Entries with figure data
◇ ◇ ◇ ◇ ◇
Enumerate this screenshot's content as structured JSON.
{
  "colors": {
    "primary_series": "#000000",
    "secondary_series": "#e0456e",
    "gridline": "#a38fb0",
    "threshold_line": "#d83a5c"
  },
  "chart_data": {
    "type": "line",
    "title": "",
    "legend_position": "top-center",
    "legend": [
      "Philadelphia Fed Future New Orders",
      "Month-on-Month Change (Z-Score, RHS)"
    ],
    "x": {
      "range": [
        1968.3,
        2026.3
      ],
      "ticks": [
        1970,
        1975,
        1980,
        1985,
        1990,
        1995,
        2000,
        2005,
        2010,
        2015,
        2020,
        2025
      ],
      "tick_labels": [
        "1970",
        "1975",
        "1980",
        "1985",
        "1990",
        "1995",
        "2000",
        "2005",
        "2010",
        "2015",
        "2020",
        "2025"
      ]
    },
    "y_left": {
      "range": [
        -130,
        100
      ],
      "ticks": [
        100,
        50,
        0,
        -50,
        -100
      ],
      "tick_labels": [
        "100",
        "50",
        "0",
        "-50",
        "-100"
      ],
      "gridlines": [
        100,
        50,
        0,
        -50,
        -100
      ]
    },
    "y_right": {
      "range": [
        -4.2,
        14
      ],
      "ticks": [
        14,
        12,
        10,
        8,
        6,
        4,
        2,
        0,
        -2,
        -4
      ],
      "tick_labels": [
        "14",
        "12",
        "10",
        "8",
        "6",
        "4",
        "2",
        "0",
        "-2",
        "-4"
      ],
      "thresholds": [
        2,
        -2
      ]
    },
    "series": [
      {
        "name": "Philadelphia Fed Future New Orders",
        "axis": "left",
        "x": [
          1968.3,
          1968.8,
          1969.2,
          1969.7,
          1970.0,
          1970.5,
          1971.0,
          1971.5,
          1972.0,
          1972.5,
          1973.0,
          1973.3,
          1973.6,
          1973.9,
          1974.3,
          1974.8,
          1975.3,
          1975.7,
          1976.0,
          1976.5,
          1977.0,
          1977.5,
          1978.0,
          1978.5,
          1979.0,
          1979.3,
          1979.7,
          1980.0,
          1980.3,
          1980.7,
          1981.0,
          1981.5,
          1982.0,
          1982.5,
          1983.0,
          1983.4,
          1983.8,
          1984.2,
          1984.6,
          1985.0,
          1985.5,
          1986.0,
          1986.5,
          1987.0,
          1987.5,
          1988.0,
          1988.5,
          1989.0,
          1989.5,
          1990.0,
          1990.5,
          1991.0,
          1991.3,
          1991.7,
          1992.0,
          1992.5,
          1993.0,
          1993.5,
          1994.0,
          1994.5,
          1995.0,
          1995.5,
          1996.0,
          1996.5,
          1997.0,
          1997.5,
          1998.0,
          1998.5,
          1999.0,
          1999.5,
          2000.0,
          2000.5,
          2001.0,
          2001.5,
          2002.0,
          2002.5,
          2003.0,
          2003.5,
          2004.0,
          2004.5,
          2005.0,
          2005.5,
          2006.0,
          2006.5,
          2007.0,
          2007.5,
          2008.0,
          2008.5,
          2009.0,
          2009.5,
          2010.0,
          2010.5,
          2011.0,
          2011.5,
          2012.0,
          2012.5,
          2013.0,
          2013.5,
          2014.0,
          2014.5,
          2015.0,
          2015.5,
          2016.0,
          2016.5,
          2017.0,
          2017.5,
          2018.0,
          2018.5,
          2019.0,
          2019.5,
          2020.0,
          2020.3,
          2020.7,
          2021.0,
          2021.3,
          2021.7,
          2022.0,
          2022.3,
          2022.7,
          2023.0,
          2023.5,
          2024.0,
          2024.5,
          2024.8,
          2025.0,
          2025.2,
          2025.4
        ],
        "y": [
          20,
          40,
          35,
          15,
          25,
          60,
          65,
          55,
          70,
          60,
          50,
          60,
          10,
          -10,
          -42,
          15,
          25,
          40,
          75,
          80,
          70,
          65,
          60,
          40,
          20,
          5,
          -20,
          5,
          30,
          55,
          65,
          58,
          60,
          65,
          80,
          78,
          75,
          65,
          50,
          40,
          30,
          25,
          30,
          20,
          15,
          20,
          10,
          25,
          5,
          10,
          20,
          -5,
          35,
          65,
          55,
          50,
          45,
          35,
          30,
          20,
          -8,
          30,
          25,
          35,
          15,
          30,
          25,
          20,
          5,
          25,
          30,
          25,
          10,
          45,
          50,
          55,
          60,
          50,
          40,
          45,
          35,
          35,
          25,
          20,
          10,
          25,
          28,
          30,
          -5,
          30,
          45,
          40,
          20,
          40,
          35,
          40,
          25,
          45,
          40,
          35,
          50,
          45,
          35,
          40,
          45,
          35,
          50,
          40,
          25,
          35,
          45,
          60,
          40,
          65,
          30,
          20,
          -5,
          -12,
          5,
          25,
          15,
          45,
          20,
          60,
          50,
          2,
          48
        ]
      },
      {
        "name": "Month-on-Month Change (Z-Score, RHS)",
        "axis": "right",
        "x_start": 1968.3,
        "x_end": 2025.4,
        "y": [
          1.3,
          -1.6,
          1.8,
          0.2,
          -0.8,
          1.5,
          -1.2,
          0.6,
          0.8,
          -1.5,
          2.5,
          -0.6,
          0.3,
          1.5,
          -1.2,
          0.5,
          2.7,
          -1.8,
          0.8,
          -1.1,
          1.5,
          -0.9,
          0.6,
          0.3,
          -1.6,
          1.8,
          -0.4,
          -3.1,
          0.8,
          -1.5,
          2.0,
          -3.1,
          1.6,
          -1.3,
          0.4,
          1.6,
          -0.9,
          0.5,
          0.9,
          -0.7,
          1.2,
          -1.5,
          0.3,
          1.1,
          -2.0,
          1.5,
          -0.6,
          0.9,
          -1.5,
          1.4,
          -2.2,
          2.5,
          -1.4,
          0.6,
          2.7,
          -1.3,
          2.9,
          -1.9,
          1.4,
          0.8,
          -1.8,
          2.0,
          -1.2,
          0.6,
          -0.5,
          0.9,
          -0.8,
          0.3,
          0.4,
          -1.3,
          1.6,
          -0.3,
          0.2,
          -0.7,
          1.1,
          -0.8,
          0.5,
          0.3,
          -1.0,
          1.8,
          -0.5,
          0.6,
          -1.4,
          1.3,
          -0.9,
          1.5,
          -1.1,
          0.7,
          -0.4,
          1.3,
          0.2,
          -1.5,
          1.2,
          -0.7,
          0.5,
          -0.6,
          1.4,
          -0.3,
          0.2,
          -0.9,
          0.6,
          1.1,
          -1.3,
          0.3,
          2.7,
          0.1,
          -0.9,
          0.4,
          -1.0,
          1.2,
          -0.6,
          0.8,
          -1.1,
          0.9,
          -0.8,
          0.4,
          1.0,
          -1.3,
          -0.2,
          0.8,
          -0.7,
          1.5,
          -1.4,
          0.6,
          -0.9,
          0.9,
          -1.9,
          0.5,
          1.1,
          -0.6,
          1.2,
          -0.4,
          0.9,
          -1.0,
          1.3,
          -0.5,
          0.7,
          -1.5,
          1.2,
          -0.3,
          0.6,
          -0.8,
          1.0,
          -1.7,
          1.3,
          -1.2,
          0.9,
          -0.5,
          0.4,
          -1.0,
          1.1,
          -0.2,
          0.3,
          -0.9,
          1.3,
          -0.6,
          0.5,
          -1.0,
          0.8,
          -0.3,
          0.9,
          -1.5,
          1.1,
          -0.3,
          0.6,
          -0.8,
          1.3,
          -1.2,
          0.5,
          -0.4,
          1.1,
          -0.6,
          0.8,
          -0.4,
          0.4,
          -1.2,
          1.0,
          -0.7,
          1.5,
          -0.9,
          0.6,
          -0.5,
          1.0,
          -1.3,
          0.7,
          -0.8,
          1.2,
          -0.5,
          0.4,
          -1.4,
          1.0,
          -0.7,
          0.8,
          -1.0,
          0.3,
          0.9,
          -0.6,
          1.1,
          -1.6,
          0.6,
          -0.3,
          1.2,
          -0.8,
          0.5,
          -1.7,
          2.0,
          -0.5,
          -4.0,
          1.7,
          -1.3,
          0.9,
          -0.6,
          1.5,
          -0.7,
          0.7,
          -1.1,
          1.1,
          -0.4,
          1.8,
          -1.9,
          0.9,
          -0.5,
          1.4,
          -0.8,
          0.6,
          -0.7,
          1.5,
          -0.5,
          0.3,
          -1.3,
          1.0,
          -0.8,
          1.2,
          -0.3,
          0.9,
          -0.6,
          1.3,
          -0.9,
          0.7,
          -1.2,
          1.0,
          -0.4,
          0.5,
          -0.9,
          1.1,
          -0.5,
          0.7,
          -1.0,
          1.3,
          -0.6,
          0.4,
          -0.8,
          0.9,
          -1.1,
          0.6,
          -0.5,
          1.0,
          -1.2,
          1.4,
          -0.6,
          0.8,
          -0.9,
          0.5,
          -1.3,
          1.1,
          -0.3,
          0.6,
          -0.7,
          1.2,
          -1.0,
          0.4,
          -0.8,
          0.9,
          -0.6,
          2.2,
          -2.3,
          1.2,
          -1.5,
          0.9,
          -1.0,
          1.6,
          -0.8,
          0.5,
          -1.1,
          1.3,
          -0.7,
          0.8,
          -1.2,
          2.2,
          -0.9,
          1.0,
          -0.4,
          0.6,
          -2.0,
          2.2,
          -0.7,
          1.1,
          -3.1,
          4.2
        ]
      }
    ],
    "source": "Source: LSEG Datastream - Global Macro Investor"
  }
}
◇ ◇ ◇ ◇ ◇
### SHORT PROBLEM
Of the lines above, copy each that contains "Orders".

### RESPONSE
      "Philadelphia Fed Future New Orders",
        "name": "Philadelphia Fed Future New Orders",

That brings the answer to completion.